## Exercise brief
Write out the records beneath this line exactly as they appear, minus any images.

## Records for the task
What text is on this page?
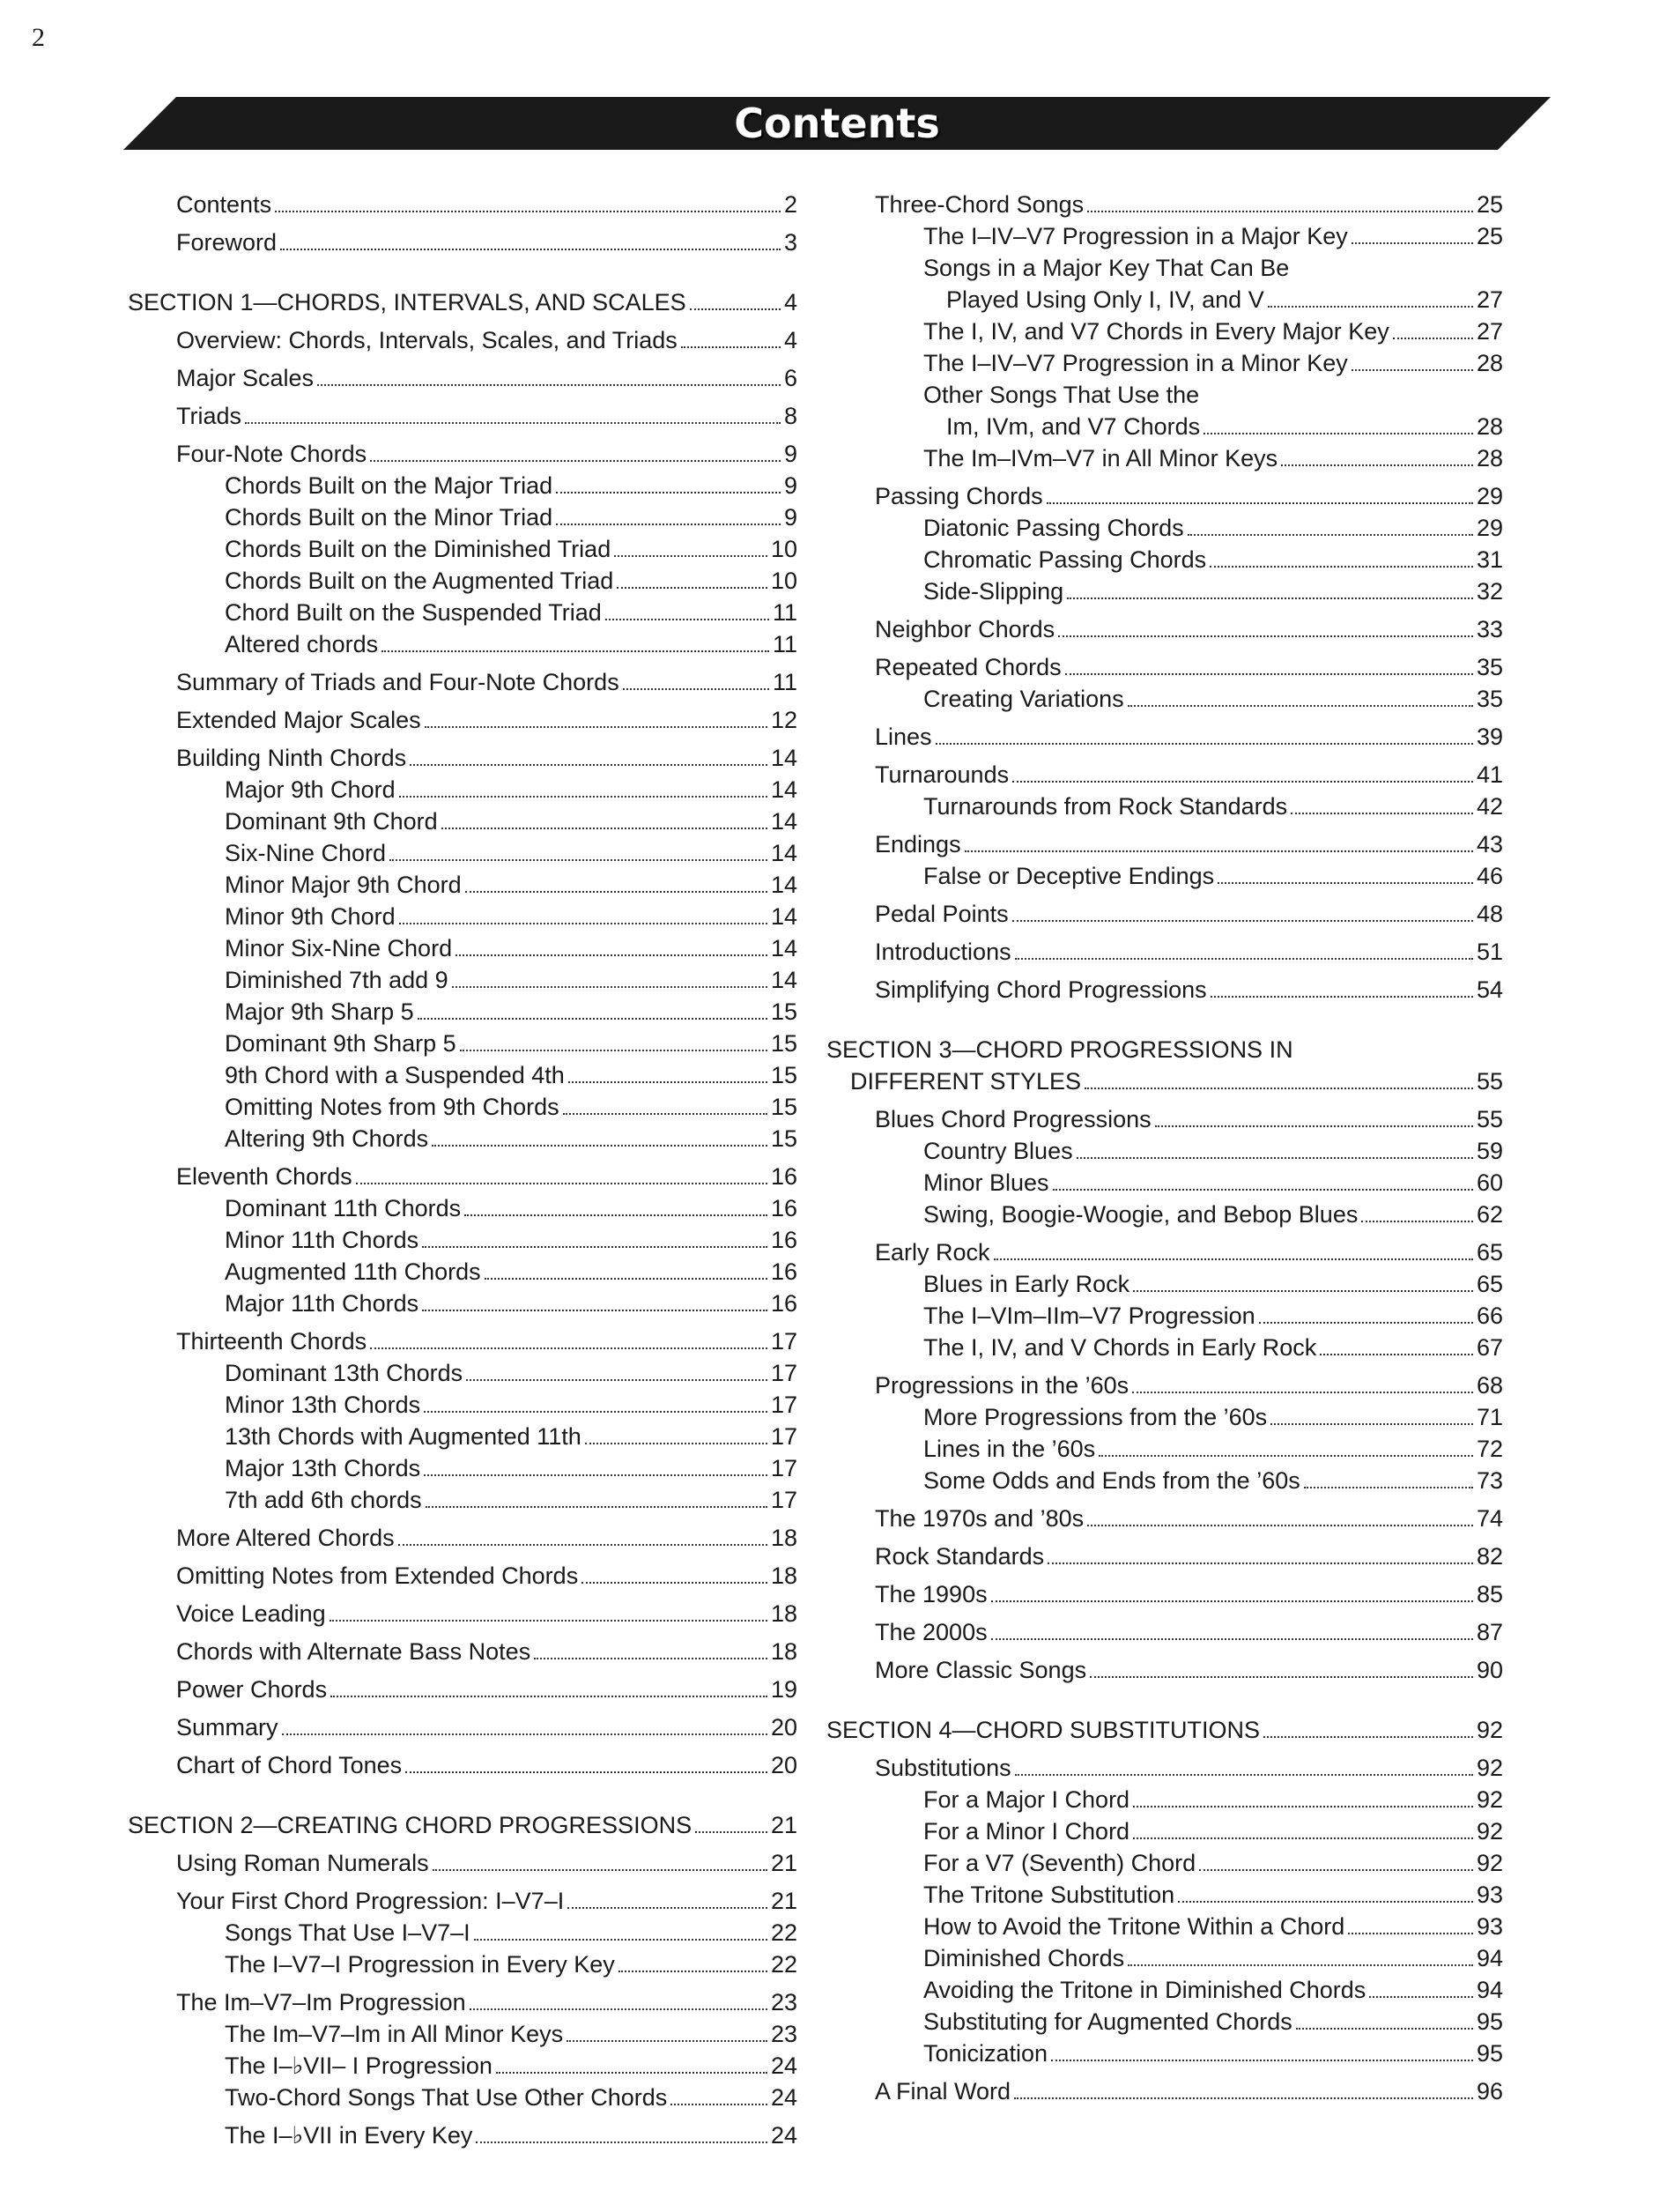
2
Contents
Contents	2
Foreword	3
SECTION 1—CHORDS, INTERVALS, AND SCALES	4
Overview: Chords, Intervals, Scales, and Triads	4
Major Scales	6
Triads	8
Four-Note Chords	9
Chords Built on the Major Triad	9
Chords Built on the Minor Triad	9
Chords Built on the Diminished Triad	10
Chords Built on the Augmented Triad	10
Chord Built on the Suspended Triad	11
Altered chords	11
Summary of Triads and Four-Note Chords	11
Extended Major Scales	12
Building Ninth Chords	14
Major 9th Chord	14
Dominant 9th Chord	14
Six-Nine Chord	14
Minor Major 9th Chord	14
Minor 9th Chord	14
Minor Six-Nine Chord	14
Diminished 7th add 9	14
Major 9th Sharp 5	15
Dominant 9th Sharp 5	15
9th Chord with a Suspended 4th	15
Omitting Notes from 9th Chords	15
Altering 9th Chords	15
Eleventh Chords	16
Dominant 11th Chords	16
Minor 11th Chords	16
Augmented 11th Chords	16
Major 11th Chords	16
Thirteenth Chords	17
Dominant 13th Chords	17
Minor 13th Chords	17
13th Chords with Augmented 11th	17
Major 13th Chords	17
7th add 6th chords	17
More Altered Chords	18
Omitting Notes from Extended Chords	18
Voice Leading	18
Chords with Alternate Bass Notes	18
Power Chords	19
Summary	20
Chart of Chord Tones	20
SECTION 2—CREATING CHORD PROGRESSIONS	21
Using Roman Numerals	21
Your First Chord Progression: I–V7–I	21
Songs That Use I–V7–I	22
The I–V7–I Progression in Every Key	22
The Im–V7–Im Progression	23
The Im–V7–Im in All Minor Keys	23
The I–♭VII– I Progression	24
Two-Chord Songs That Use Other Chords	24
The I–♭VII in Every Key	24
Three-Chord Songs	25
The I–IV–V7 Progression in a Major Key	25
Songs in a Major Key That Can Be
Played Using Only I, IV, and V	27
The I, IV, and V7 Chords in Every Major Key	27
The I–IV–V7 Progression in a Minor Key	28
Other Songs That Use the
Im, IVm, and V7 Chords	28
The Im–IVm–V7 in All Minor Keys	28
Passing Chords	29
Diatonic Passing Chords	29
Chromatic Passing Chords	31
Side-Slipping	32
Neighbor Chords	33
Repeated Chords	35
Creating Variations	35
Lines	39
Turnarounds	41
Turnarounds from Rock Standards	42
Endings	43
False or Deceptive Endings	46
Pedal Points	48
Introductions	51
Simplifying Chord Progressions	54
SECTION 3—CHORD PROGRESSIONS IN
DIFFERENT STYLES	55
Blues Chord Progressions	55
Country Blues	59
Minor Blues	60
Swing, Boogie-Woogie, and Bebop Blues	62
Early Rock	65
Blues in Early Rock	65
The I–VIm–IIm–V7 Progression	66
The I, IV, and V Chords in Early Rock	67
Progressions in the ’60s	68
More Progressions from the ’60s	71
Lines in the ’60s	72
Some Odds and Ends from the ’60s	73
The 1970s and ’80s	74
Rock Standards	82
The 1990s	85
The 2000s	87
More Classic Songs	90
SECTION 4—CHORD SUBSTITUTIONS	92
Substitutions	92
For a Major I Chord	92
For a Minor I Chord	92
For a V7 (Seventh) Chord	92
The Tritone Substitution	93
How to Avoid the Tritone Within a Chord	93
Diminished Chords	94
Avoiding the Tritone in Diminished Chords	94
Substituting for Augmented Chords	95
Tonicization	95
A Final Word	96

## Response to this exercise
What text is on this page?
2
Contents
Contents	2
Foreword	3
SECTION 1—CHORDS, INTERVALS, AND SCALES	4
Overview: Chords, Intervals, Scales, and Triads	4
Major Scales	6
Triads	8
Four-Note Chords	9
Chords Built on the Major Triad	9
Chords Built on the Minor Triad	9
Chords Built on the Diminished Triad	10
Chords Built on the Augmented Triad	10
Chord Built on the Suspended Triad	11
Altered chords	11
Summary of Triads and Four-Note Chords	11
Extended Major Scales	12
Building Ninth Chords	14
Major 9th Chord	14
Dominant 9th Chord	14
Six-Nine Chord	14
Minor Major 9th Chord	14
Minor 9th Chord	14
Minor Six-Nine Chord	14
Diminished 7th add 9	14
Major 9th Sharp 5	15
Dominant 9th Sharp 5	15
9th Chord with a Suspended 4th	15
Omitting Notes from 9th Chords	15
Altering 9th Chords	15
Eleventh Chords	16
Dominant 11th Chords	16
Minor 11th Chords	16
Augmented 11th Chords	16
Major 11th Chords	16
Thirteenth Chords	17
Dominant 13th Chords	17
Minor 13th Chords	17
13th Chords with Augmented 11th	17
Major 13th Chords	17
7th add 6th chords	17
More Altered Chords	18
Omitting Notes from Extended Chords	18
Voice Leading	18
Chords with Alternate Bass Notes	18
Power Chords	19
Summary	20
Chart of Chord Tones	20
SECTION 2—CREATING CHORD PROGRESSIONS	21
Using Roman Numerals	21
Your First Chord Progression: I–V7–I	21
Songs That Use I–V7–I	22
The I–V7–I Progression in Every Key	22
The Im–V7–Im Progression	23
The Im–V7–Im in All Minor Keys	23
The I–♭VII– I Progression	24
Two-Chord Songs That Use Other Chords	24
The I–♭VII in Every Key	24
Three-Chord Songs	25
The I–IV–V7 Progression in a Major Key	25
Songs in a Major Key That Can Be
Played Using Only I, IV, and V	27
The I, IV, and V7 Chords in Every Major Key	27
The I–IV–V7 Progression in a Minor Key	28
Other Songs That Use the
Im, IVm, and V7 Chords	28
The Im–IVm–V7 in All Minor Keys	28
Passing Chords	29
Diatonic Passing Chords	29
Chromatic Passing Chords	31
Side-Slipping	32
Neighbor Chords	33
Repeated Chords	35
Creating Variations	35
Lines	39
Turnarounds	41
Turnarounds from Rock Standards	42
Endings	43
False or Deceptive Endings	46
Pedal Points	48
Introductions	51
Simplifying Chord Progressions	54
SECTION 3—CHORD PROGRESSIONS IN
DIFFERENT STYLES	55
Blues Chord Progressions	55
Country Blues	59
Minor Blues	60
Swing, Boogie-Woogie, and Bebop Blues	62
Early Rock	65
Blues in Early Rock	65
The I–VIm–IIm–V7 Progression	66
The I, IV, and V Chords in Early Rock	67
Progressions in the ’60s	68
More Progressions from the ’60s	71
Lines in the ’60s	72
Some Odds and Ends from the ’60s	73
The 1970s and ’80s	74
Rock Standards	82
The 1990s	85
The 2000s	87
More Classic Songs	90
SECTION 4—CHORD SUBSTITUTIONS	92
Substitutions	92
For a Major I Chord	92
For a Minor I Chord	92
For a V7 (Seventh) Chord	92
The Tritone Substitution	93
How to Avoid the Tritone Within a Chord	93
Diminished Chords	94
Avoiding the Tritone in Diminished Chords	94
Substituting for Augmented Chords	95
Tonicization	95
A Final Word	96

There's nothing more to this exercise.